>> start DATA SECTION
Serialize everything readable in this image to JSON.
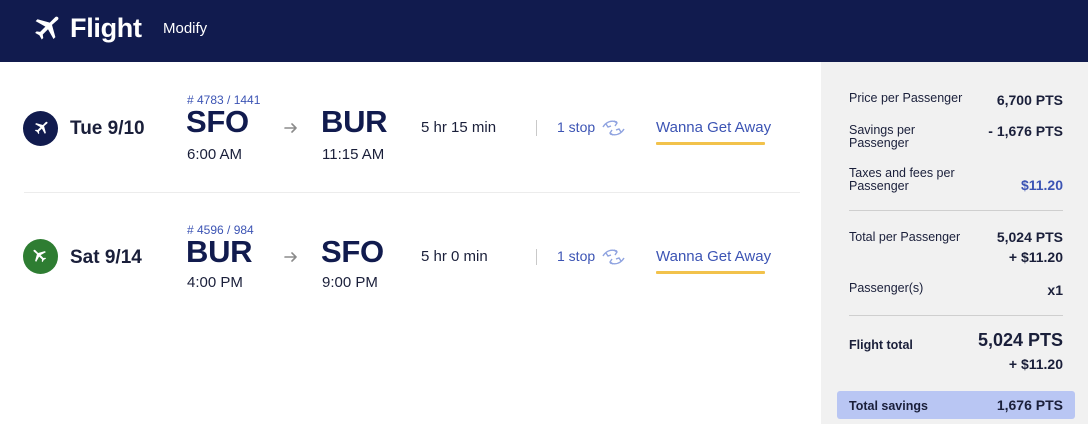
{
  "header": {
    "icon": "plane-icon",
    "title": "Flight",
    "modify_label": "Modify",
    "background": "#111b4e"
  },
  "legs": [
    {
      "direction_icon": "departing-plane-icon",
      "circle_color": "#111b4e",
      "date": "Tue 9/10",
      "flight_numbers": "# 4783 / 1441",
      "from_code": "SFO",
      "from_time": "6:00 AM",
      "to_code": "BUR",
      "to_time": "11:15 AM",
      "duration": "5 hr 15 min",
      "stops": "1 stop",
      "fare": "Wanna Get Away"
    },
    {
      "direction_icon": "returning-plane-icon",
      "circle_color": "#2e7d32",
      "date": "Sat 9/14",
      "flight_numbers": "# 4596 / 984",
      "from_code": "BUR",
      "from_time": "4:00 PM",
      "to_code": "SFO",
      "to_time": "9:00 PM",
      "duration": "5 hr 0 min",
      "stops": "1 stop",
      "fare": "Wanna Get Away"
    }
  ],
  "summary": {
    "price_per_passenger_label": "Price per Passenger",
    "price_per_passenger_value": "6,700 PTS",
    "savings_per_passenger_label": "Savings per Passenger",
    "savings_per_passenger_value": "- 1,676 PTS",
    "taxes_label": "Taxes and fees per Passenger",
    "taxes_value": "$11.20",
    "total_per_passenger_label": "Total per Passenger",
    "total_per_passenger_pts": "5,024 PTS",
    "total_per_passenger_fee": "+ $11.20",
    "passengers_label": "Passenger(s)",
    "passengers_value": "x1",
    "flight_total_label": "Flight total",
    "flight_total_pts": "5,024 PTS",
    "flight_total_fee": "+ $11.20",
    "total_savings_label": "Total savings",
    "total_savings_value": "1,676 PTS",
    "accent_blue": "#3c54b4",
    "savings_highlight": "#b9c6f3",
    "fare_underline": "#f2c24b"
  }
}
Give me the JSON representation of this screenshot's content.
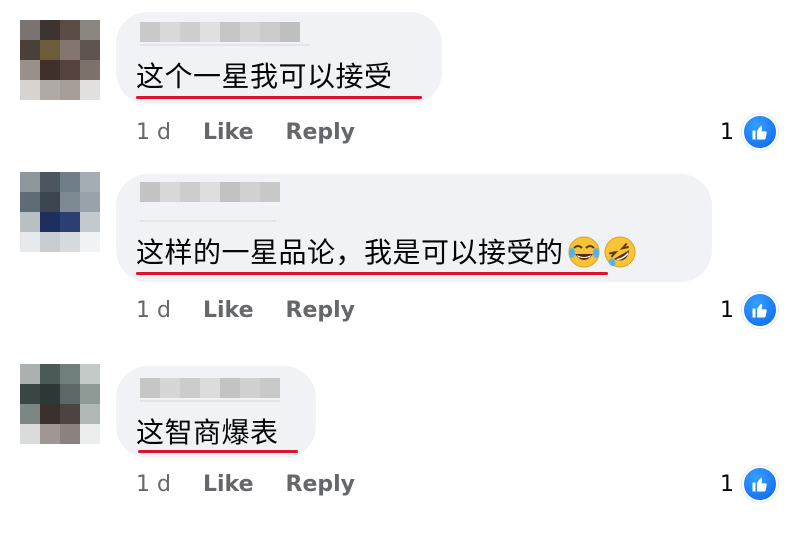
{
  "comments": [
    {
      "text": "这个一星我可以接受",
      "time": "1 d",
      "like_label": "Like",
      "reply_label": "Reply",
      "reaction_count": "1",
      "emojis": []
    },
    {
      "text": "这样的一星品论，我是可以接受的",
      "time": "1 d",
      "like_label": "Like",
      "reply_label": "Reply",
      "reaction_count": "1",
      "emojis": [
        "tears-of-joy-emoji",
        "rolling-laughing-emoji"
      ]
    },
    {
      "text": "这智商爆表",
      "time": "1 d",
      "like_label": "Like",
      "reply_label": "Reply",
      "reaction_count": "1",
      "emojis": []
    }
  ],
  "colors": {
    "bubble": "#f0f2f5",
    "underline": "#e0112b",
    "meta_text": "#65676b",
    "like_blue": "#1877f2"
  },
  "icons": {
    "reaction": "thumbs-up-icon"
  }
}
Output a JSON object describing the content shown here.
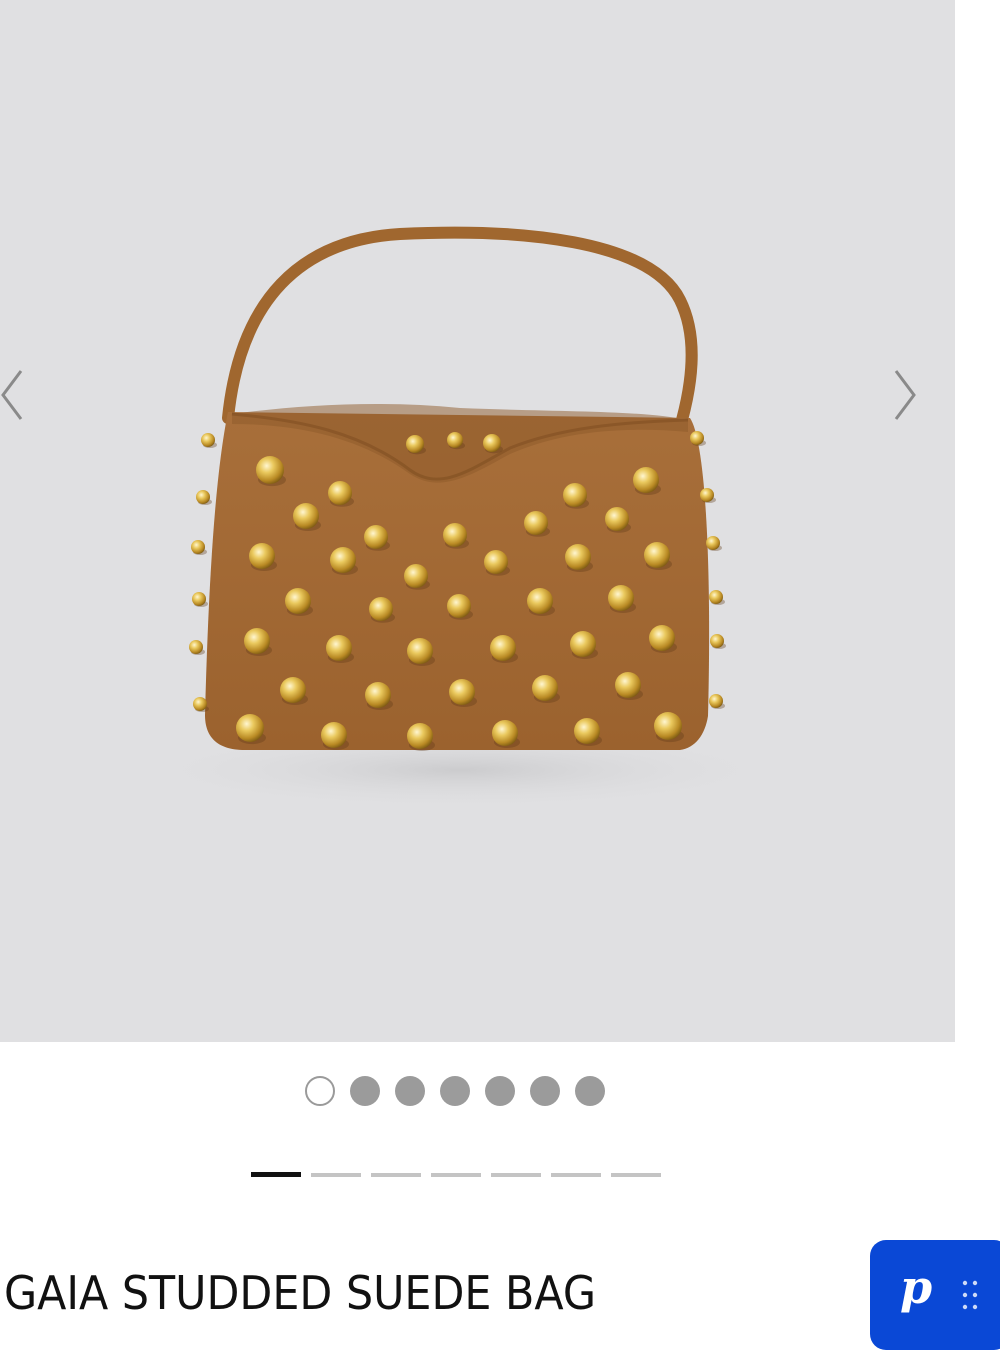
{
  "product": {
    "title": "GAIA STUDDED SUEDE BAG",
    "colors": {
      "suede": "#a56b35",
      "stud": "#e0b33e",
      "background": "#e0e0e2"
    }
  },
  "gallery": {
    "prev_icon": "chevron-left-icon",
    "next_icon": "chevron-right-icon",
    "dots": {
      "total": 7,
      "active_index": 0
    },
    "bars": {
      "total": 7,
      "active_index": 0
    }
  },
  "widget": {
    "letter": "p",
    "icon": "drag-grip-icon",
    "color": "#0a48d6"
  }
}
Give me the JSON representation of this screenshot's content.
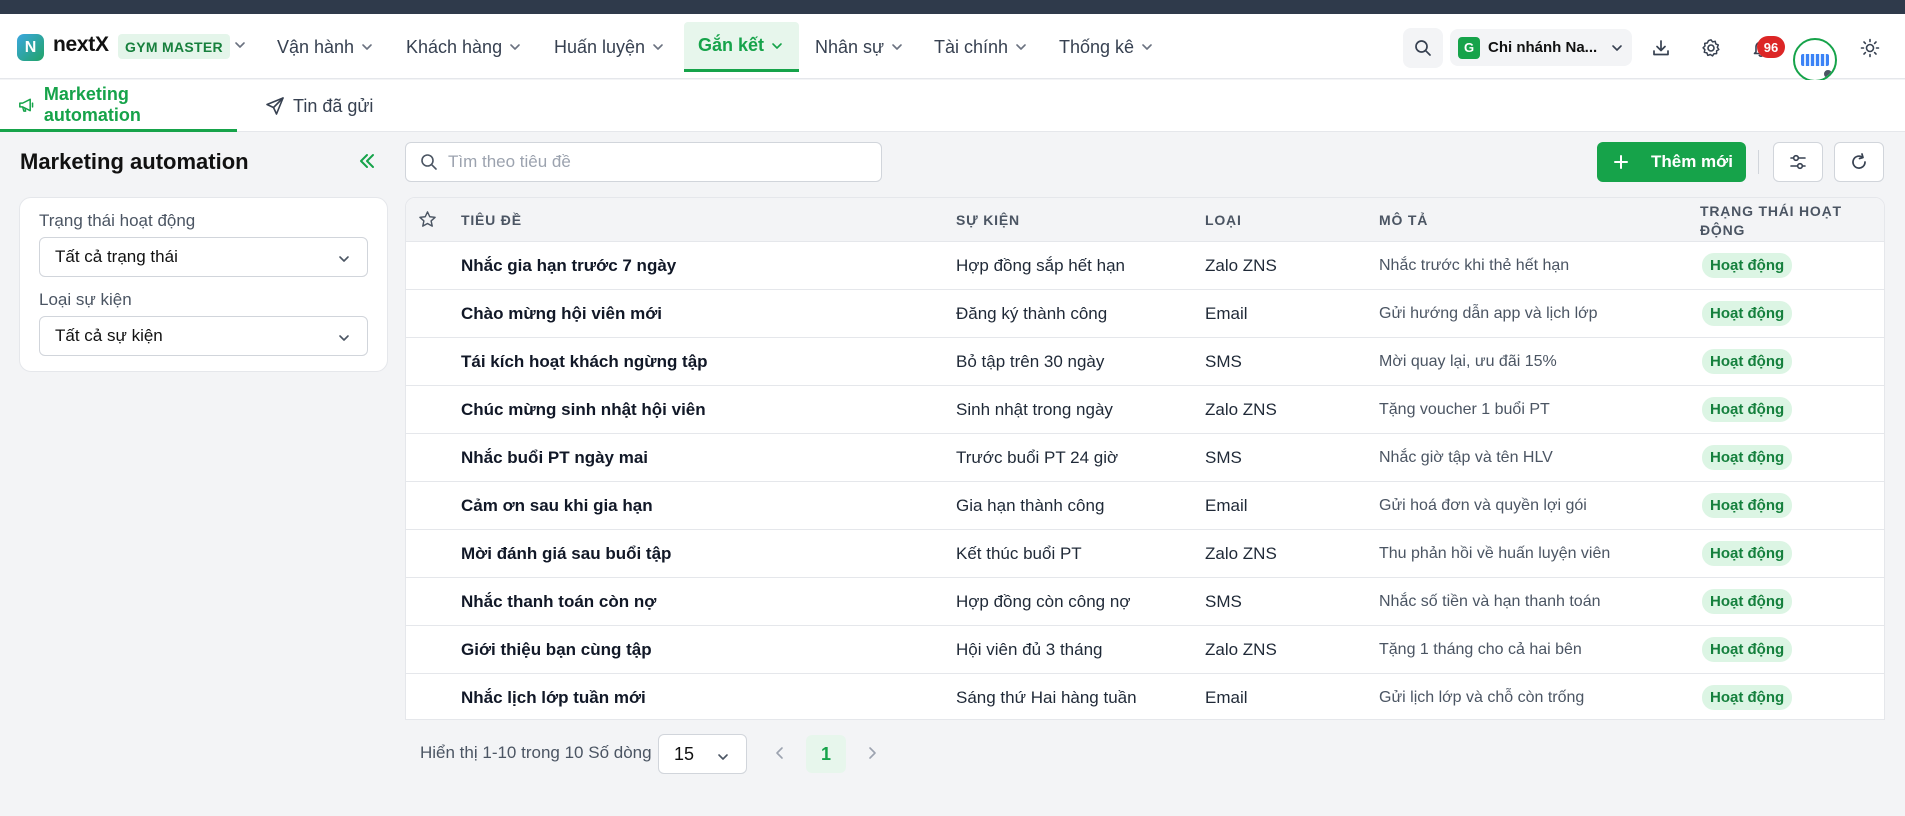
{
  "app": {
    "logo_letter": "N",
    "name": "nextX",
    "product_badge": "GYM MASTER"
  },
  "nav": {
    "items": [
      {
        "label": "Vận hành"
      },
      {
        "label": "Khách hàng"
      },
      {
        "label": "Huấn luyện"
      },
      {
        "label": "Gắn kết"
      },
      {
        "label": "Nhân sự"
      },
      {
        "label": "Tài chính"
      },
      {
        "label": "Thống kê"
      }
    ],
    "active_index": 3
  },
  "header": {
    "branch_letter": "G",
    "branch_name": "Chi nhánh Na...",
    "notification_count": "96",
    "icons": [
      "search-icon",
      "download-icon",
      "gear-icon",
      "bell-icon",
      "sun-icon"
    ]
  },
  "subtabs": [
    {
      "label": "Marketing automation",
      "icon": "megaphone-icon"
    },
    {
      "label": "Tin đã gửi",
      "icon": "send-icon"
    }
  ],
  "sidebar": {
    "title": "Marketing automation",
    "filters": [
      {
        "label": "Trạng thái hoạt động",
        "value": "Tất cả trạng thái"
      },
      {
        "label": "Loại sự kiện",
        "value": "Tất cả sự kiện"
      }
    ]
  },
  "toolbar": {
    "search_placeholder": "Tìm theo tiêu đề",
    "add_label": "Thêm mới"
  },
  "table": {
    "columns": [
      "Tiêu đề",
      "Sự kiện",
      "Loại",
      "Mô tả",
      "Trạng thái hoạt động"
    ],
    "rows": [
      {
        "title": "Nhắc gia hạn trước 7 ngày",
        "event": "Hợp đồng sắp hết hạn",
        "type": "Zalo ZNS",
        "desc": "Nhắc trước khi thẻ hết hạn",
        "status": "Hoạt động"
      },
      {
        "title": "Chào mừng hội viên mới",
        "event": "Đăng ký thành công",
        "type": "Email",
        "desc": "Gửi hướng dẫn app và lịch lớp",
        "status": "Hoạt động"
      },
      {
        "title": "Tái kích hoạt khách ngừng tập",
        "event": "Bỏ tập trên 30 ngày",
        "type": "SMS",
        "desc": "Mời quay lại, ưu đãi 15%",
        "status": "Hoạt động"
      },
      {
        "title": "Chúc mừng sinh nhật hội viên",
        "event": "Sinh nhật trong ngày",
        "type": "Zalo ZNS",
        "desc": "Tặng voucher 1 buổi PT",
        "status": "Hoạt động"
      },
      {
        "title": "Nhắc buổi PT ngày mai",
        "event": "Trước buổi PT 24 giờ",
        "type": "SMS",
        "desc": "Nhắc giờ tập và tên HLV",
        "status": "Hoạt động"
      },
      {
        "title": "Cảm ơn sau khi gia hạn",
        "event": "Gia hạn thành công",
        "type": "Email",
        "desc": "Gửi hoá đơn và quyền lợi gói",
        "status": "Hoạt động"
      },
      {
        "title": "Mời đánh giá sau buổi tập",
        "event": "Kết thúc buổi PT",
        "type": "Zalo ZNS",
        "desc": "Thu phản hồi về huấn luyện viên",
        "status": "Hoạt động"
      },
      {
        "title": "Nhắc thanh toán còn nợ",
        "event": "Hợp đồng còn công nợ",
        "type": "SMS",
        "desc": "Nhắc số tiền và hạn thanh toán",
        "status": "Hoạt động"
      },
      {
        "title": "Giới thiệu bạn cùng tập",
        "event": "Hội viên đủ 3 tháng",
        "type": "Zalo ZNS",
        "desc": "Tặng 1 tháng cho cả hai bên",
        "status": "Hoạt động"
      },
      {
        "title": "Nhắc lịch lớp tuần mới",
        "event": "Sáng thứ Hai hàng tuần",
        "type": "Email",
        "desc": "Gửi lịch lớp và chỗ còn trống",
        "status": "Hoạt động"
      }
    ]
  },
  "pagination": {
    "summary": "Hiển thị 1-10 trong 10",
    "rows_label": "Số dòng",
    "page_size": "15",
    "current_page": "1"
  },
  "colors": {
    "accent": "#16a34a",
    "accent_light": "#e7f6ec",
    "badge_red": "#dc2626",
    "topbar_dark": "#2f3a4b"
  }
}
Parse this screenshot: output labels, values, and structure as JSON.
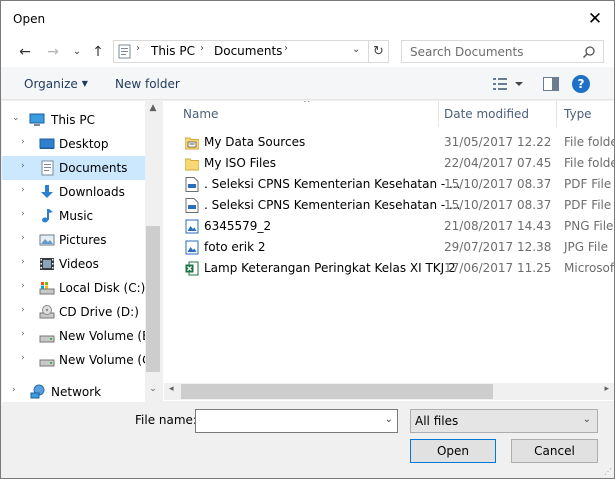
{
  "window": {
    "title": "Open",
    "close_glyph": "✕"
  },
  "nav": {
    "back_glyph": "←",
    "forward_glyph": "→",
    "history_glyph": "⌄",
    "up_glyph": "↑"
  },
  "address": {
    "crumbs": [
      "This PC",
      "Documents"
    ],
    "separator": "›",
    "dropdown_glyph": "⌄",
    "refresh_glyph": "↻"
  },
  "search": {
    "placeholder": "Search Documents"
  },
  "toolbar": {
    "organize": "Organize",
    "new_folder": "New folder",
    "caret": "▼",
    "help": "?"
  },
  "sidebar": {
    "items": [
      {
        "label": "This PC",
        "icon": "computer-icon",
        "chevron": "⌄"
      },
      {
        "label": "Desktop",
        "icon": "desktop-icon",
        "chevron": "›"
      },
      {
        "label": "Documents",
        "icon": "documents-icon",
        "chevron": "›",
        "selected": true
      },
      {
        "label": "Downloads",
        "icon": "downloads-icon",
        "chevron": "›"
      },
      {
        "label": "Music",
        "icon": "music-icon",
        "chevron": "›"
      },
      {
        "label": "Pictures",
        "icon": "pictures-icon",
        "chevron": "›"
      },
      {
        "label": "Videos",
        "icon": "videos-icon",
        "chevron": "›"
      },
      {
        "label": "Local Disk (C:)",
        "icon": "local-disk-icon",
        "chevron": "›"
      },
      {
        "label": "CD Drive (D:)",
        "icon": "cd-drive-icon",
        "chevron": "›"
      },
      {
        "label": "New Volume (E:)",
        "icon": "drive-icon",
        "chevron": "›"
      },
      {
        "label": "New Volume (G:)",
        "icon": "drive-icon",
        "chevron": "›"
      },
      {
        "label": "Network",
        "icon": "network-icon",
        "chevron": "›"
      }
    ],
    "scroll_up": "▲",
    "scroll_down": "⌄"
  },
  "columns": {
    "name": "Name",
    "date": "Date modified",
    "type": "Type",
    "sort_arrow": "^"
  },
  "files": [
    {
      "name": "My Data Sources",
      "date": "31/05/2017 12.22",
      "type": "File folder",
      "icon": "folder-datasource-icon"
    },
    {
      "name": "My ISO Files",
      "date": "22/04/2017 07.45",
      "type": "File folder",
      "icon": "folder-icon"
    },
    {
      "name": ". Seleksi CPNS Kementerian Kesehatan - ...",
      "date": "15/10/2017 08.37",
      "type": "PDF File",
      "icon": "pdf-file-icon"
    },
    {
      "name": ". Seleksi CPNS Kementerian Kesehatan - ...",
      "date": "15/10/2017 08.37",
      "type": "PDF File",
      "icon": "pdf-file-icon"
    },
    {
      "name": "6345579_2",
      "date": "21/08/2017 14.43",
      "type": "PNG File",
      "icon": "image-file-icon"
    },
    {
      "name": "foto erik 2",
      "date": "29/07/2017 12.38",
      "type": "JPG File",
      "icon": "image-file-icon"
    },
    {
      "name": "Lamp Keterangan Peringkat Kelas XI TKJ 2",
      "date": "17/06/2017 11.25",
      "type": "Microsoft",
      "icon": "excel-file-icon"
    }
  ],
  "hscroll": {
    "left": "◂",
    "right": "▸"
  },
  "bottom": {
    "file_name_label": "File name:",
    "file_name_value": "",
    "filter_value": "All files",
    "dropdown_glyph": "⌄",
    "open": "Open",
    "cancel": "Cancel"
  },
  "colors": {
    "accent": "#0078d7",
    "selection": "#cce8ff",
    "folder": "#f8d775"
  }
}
>> end DATA SECTION
## EXERCISE OBJECTIVE
Which lines hold the word "duration"? Copy every one of them.

## FINISHED ANSWER
      "duration": "5 hr 15 min",
      "duration": "5 hr 0 min",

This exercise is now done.